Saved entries
··········

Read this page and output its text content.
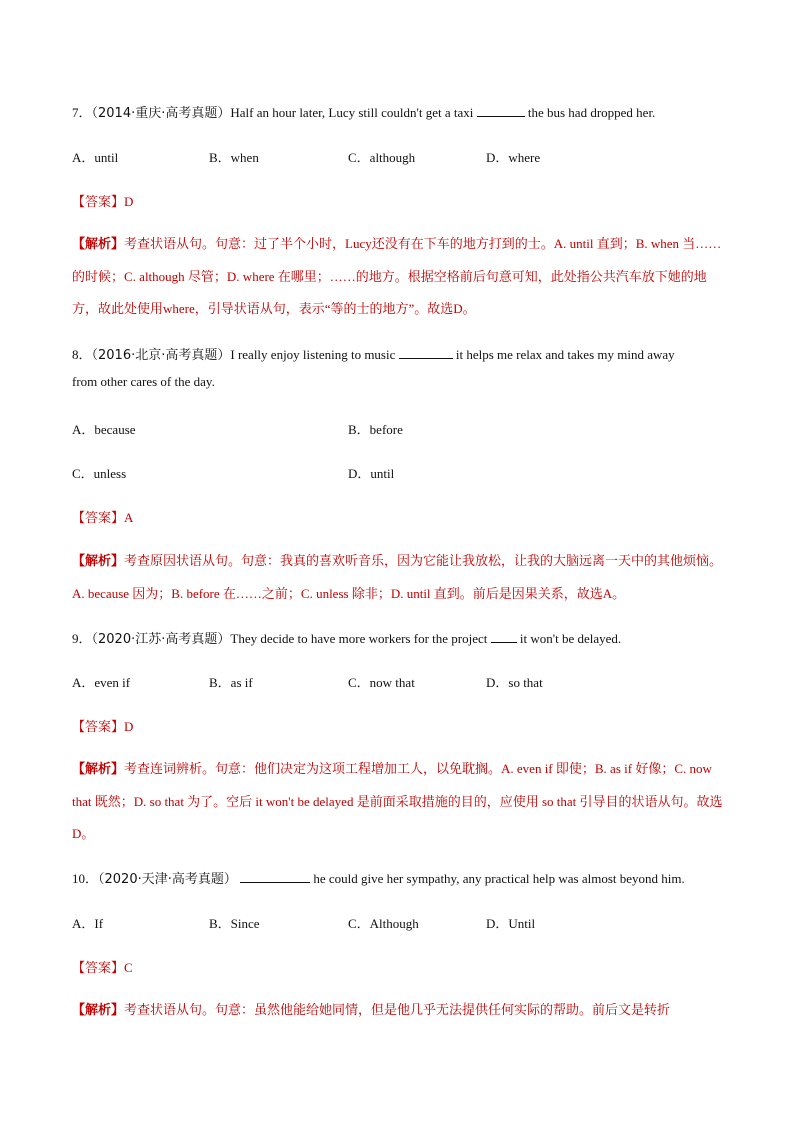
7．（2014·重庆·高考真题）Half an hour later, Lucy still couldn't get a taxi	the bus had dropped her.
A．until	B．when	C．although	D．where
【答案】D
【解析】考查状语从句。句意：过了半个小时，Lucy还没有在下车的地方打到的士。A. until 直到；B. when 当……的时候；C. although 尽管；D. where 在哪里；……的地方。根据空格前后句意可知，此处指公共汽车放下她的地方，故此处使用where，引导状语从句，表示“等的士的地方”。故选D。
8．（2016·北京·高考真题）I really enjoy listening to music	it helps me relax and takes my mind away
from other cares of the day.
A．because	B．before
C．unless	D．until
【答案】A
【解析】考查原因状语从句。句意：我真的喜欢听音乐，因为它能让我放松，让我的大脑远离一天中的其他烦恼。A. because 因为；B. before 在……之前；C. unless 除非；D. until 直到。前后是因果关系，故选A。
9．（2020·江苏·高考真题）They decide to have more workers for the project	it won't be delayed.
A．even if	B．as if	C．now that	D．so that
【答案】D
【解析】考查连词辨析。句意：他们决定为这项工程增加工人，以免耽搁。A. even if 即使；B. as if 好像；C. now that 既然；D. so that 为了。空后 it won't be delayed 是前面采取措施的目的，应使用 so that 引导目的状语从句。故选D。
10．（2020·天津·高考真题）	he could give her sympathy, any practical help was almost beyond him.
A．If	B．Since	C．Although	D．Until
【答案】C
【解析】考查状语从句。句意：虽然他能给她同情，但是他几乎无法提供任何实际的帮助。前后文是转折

··········

### Goal
Repeat all of the records verbatim, leaving out the pictures.

### Expected output
Read this page and output its text content.
7．（2014·重庆·高考真题）Half an hour later, Lucy still couldn't get a taxi	the bus had dropped her.
A．until	B．when	C．although	D．where
【答案】D
【解析】考查状语从句。句意：过了半个小时，Lucy还没有在下车的地方打到的士。A. until 直到；B. when 当……的时候；C. although 尽管；D. where 在哪里；……的地方。根据空格前后句意可知，此处指公共汽车放下她的地方，故此处使用where，引导状语从句，表示“等的士的地方”。故选D。
8．（2016·北京·高考真题）I really enjoy listening to music	it helps me relax and takes my mind away
from other cares of the day.
A．because	B．before
C．unless	D．until
【答案】A
【解析】考查原因状语从句。句意：我真的喜欢听音乐，因为它能让我放松，让我的大脑远离一天中的其他烦恼。A. because 因为；B. before 在……之前；C. unless 除非；D. until 直到。前后是因果关系，故选A。
9．（2020·江苏·高考真题）They decide to have more workers for the project	it won't be delayed.
A．even if	B．as if	C．now that	D．so that
【答案】D
【解析】考查连词辨析。句意：他们决定为这项工程增加工人，以免耽搁。A. even if 即使；B. as if 好像；C. now that 既然；D. so that 为了。空后 it won't be delayed 是前面采取措施的目的，应使用 so that 引导目的状语从句。故选D。
10．（2020·天津·高考真题）	he could give her sympathy, any practical help was almost beyond him.
A．If	B．Since	C．Although	D．Until
【答案】C
【解析】考查状语从句。句意：虽然他能给她同情，但是他几乎无法提供任何实际的帮助。前后文是转折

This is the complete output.